- **Figure record listings**
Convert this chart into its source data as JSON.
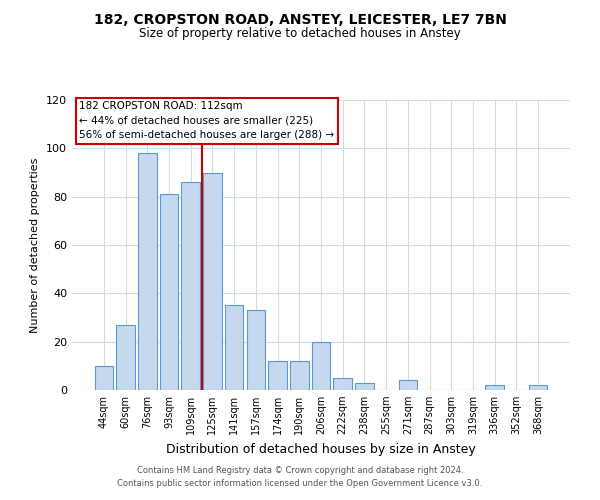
{
  "title": "182, CROPSTON ROAD, ANSTEY, LEICESTER, LE7 7BN",
  "subtitle": "Size of property relative to detached houses in Anstey",
  "xlabel": "Distribution of detached houses by size in Anstey",
  "ylabel": "Number of detached properties",
  "bar_labels": [
    "44sqm",
    "60sqm",
    "76sqm",
    "93sqm",
    "109sqm",
    "125sqm",
    "141sqm",
    "157sqm",
    "174sqm",
    "190sqm",
    "206sqm",
    "222sqm",
    "238sqm",
    "255sqm",
    "271sqm",
    "287sqm",
    "303sqm",
    "319sqm",
    "336sqm",
    "352sqm",
    "368sqm"
  ],
  "bar_values": [
    10,
    27,
    98,
    81,
    86,
    90,
    35,
    33,
    12,
    12,
    20,
    5,
    3,
    0,
    4,
    0,
    0,
    0,
    2,
    0,
    2
  ],
  "bar_color": "#c5d8ed",
  "bar_edge_color": "#5b9bd5",
  "ylim": [
    0,
    120
  ],
  "yticks": [
    0,
    20,
    40,
    60,
    80,
    100,
    120
  ],
  "property_bin_index": 4,
  "vline_color": "#cc0000",
  "annotation_text_line1": "182 CROPSTON ROAD: 112sqm",
  "annotation_text_line2": "← 44% of detached houses are smaller (225)",
  "annotation_text_line3": "56% of semi-detached houses are larger (288) →",
  "annotation_box_color": "#ffffff",
  "annotation_box_edge": "#cc0000",
  "footer_line1": "Contains HM Land Registry data © Crown copyright and database right 2024.",
  "footer_line2": "Contains public sector information licensed under the Open Government Licence v3.0.",
  "background_color": "#ffffff",
  "grid_color": "#d0dce8"
}
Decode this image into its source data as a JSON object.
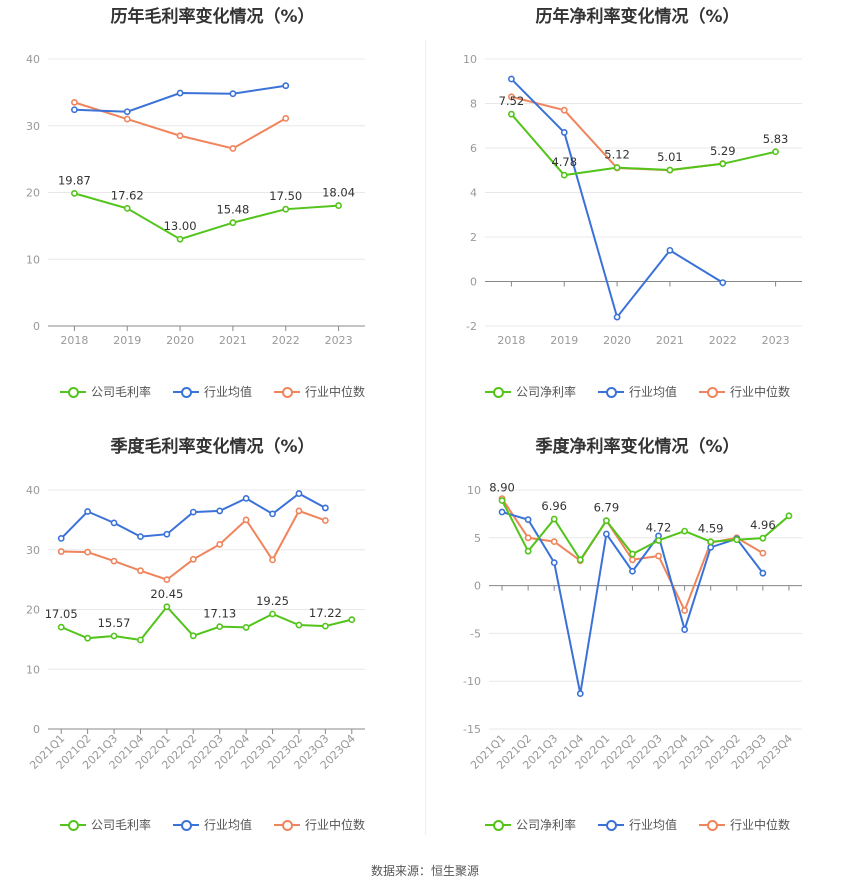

- **Objective**
Reproduce the listing word for word and omit its pictures.

- **Reply to the task**
Convert this chart into its source data as JSON.
{
  "title": "182, CROPSTON ROAD, ANSTEY, LEICESTER, LE7 7BN",
  "subtitle": "Size of property relative to detached houses in Anstey",
  "xlabel": "Distribution of detached houses by size in Anstey",
  "ylabel": "Number of detached properties",
  "bar_labels": [
    "44sqm",
    "60sqm",
    "76sqm",
    "93sqm",
    "109sqm",
    "125sqm",
    "141sqm",
    "157sqm",
    "174sqm",
    "190sqm",
    "206sqm",
    "222sqm",
    "238sqm",
    "255sqm",
    "271sqm",
    "287sqm",
    "303sqm",
    "319sqm",
    "336sqm",
    "352sqm",
    "368sqm"
  ],
  "bar_values": [
    10,
    27,
    98,
    81,
    86,
    90,
    35,
    33,
    12,
    12,
    20,
    5,
    3,
    0,
    4,
    0,
    0,
    0,
    2,
    0,
    2
  ],
  "bar_color": "#c5d8ed",
  "bar_edge_color": "#5b9bd5",
  "ylim": [
    0,
    120
  ],
  "yticks": [
    0,
    20,
    40,
    60,
    80,
    100,
    120
  ],
  "property_bin_index": 4,
  "vline_color": "#cc0000",
  "annotation_text_line1": "182 CROPSTON ROAD: 112sqm",
  "annotation_text_line2": "← 44% of detached houses are smaller (225)",
  "annotation_text_line3": "56% of semi-detached houses are larger (288) →",
  "annotation_box_color": "#ffffff",
  "annotation_box_edge": "#cc0000",
  "footer_line1": "Contains HM Land Registry data © Crown copyright and database right 2024.",
  "footer_line2": "Contains public sector information licensed under the Open Government Licence v3.0.",
  "background_color": "#ffffff",
  "grid_color": "#d0dce8"
}
Decode this image into its source data as a JSON object.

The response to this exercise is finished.